Look through the records that follow. Copy every line containing the word "supply".
========================================
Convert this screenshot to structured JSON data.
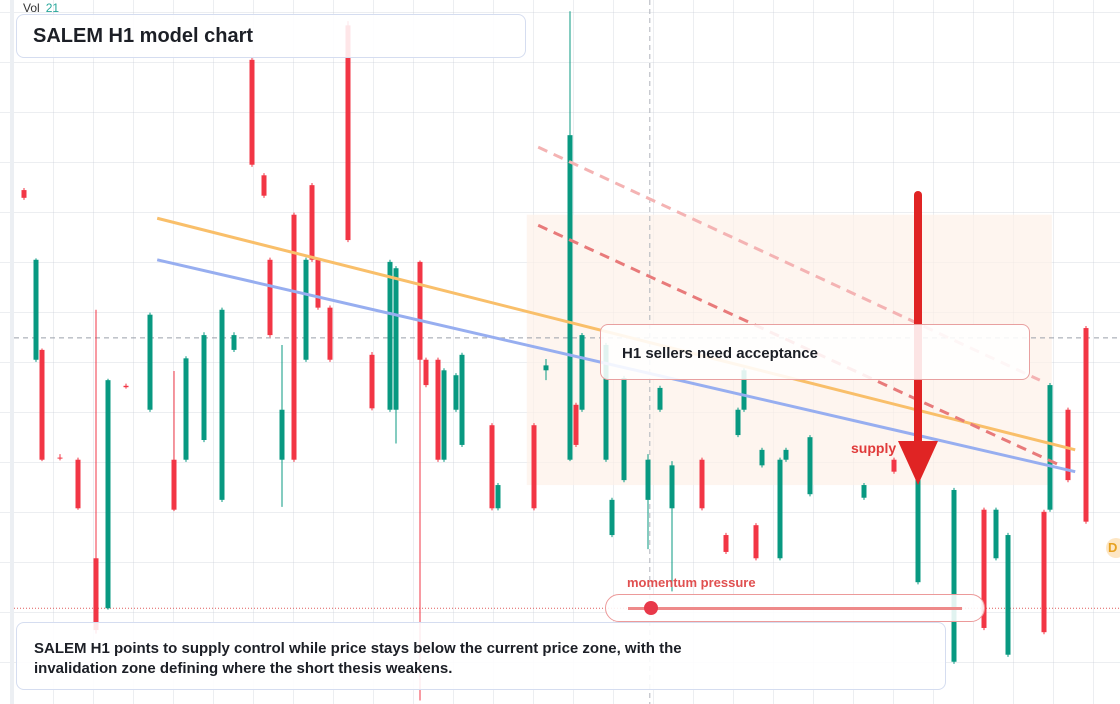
{
  "chart_data": {
    "type": "candlestick",
    "title": "SALEM H1 model chart",
    "volume_label": "Vol",
    "volume_value": "21",
    "up_color": "#089981",
    "down_color": "#f23645",
    "xlim": [
      0,
      187
    ],
    "ylim": [
      0,
      100
    ],
    "x": [
      4,
      6,
      7,
      10,
      13,
      16,
      18,
      21,
      25,
      29,
      31,
      34,
      37,
      39,
      42,
      44,
      45,
      47,
      49,
      51,
      52,
      53,
      55,
      58,
      62,
      65,
      66,
      70,
      71,
      73,
      74,
      76,
      77,
      82,
      83,
      89,
      91,
      95,
      96,
      97,
      101,
      102,
      104,
      108,
      110,
      112,
      117,
      121,
      123,
      124,
      126,
      127,
      130,
      131,
      135,
      144,
      149,
      153,
      159,
      164,
      166,
      168,
      174,
      175,
      178,
      181
    ],
    "open": [
      73.0,
      48.9,
      50.3,
      35.0,
      34.7,
      20.7,
      13.6,
      45.2,
      41.8,
      34.7,
      34.7,
      37.5,
      29.0,
      50.3,
      91.5,
      75.1,
      63.1,
      34.7,
      69.5,
      48.9,
      73.7,
      63.1,
      56.3,
      96.4,
      49.6,
      41.8,
      41.8,
      62.8,
      48.9,
      48.9,
      34.7,
      41.8,
      36.8,
      39.6,
      27.8,
      39.6,
      47.4,
      34.7,
      42.5,
      41.8,
      34.7,
      24.0,
      31.8,
      29.0,
      41.8,
      27.8,
      34.7,
      24.0,
      38.2,
      41.8,
      25.4,
      33.9,
      20.7,
      34.7,
      29.8,
      29.3,
      34.7,
      17.3,
      6.0,
      27.6,
      20.7,
      7.0,
      27.3,
      27.6,
      41.8,
      53.4
    ],
    "high": [
      73.3,
      63.3,
      50.5,
      35.5,
      35.0,
      56.0,
      46.2,
      45.5,
      55.6,
      47.3,
      49.4,
      52.8,
      56.3,
      52.8,
      91.8,
      75.4,
      63.4,
      51.0,
      69.8,
      63.4,
      74.0,
      63.4,
      56.6,
      97.0,
      50.0,
      63.1,
      62.2,
      63.0,
      49.2,
      49.2,
      47.7,
      47.0,
      49.9,
      39.9,
      31.4,
      39.9,
      49.0,
      98.4,
      42.8,
      52.7,
      51.3,
      29.3,
      46.6,
      35.5,
      45.2,
      34.5,
      35.0,
      24.3,
      42.1,
      47.7,
      25.7,
      36.4,
      35.0,
      36.4,
      38.2,
      31.4,
      35.0,
      37.8,
      30.7,
      27.9,
      27.9,
      24.3,
      27.6,
      45.6,
      42.1,
      53.7
    ],
    "low": [
      71.6,
      48.6,
      34.5,
      34.6,
      27.6,
      10.0,
      13.4,
      44.8,
      41.5,
      27.4,
      34.4,
      37.2,
      28.7,
      50.0,
      76.3,
      71.9,
      52.1,
      28.0,
      34.4,
      48.6,
      62.8,
      56.0,
      48.6,
      65.6,
      41.7,
      41.5,
      37.0,
      0.5,
      45.0,
      34.4,
      34.4,
      41.5,
      36.5,
      27.5,
      27.5,
      27.5,
      46.0,
      34.5,
      36.5,
      41.5,
      34.4,
      23.7,
      31.5,
      22.0,
      41.5,
      16.0,
      27.5,
      21.3,
      37.9,
      41.5,
      20.4,
      33.6,
      20.4,
      34.4,
      29.5,
      29.0,
      32.7,
      17.0,
      5.7,
      10.5,
      20.4,
      6.7,
      9.9,
      27.3,
      31.5,
      25.6
    ],
    "close": [
      71.9,
      63.1,
      34.7,
      34.9,
      27.8,
      10.5,
      46.0,
      45.0,
      55.3,
      27.6,
      49.1,
      52.4,
      56.0,
      52.4,
      76.6,
      72.2,
      52.4,
      41.8,
      34.7,
      63.1,
      63.1,
      56.3,
      48.9,
      65.9,
      42.0,
      62.8,
      61.9,
      48.9,
      45.3,
      34.7,
      47.4,
      46.7,
      49.6,
      27.8,
      31.1,
      27.8,
      48.1,
      80.8,
      36.8,
      52.4,
      51.0,
      29.0,
      46.3,
      34.7,
      44.9,
      33.9,
      27.8,
      21.6,
      41.8,
      47.4,
      20.7,
      36.1,
      34.7,
      36.1,
      37.9,
      31.1,
      33.0,
      37.5,
      30.4,
      10.8,
      27.6,
      24.0,
      10.2,
      45.3,
      31.8,
      25.9
    ],
    "trend_lines": [
      {
        "color": "#f9bf6a",
        "x": [
          26.2,
          179.2
        ],
        "y": [
          69.0,
          36.1
        ]
      },
      {
        "color": "#97aef0",
        "x": [
          26.2,
          179.2
        ],
        "y": [
          63.1,
          33.0
        ]
      },
      {
        "color": "#e87a7a",
        "x": [
          89.7,
          176.7
        ],
        "y": [
          68.0,
          33.9
        ],
        "dash": true
      },
      {
        "color": "#f4b3b3",
        "x": [
          89.7,
          173.3
        ],
        "y": [
          79.1,
          46.0
        ],
        "dash": true
      }
    ],
    "zone": {
      "x": [
        87.8,
        175.3
      ],
      "y": [
        31.1,
        69.5
      ],
      "color": "#fdf1e8"
    },
    "price_line": 52.0,
    "alert_line": 13.6,
    "cursor_x": 108.3,
    "arrow": {
      "x": 153,
      "y": [
        72.3,
        31.1
      ],
      "color": "#e02424"
    },
    "annotations": {
      "callout": "H1 sellers need acceptance",
      "supply": "supply",
      "momentum": "momentum pressure",
      "note": "SALEM H1 points to supply control while price stays below the current price zone, with the invalidation zone defining where the short thesis weakens.",
      "badge": "D"
    }
  }
}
========================================
Exercise answer:
      "supply": "supply",
      "note": "SALEM H1 points to supply control while price stays below the current price zone, with the invalidation zone defining where the short thesis weakens.",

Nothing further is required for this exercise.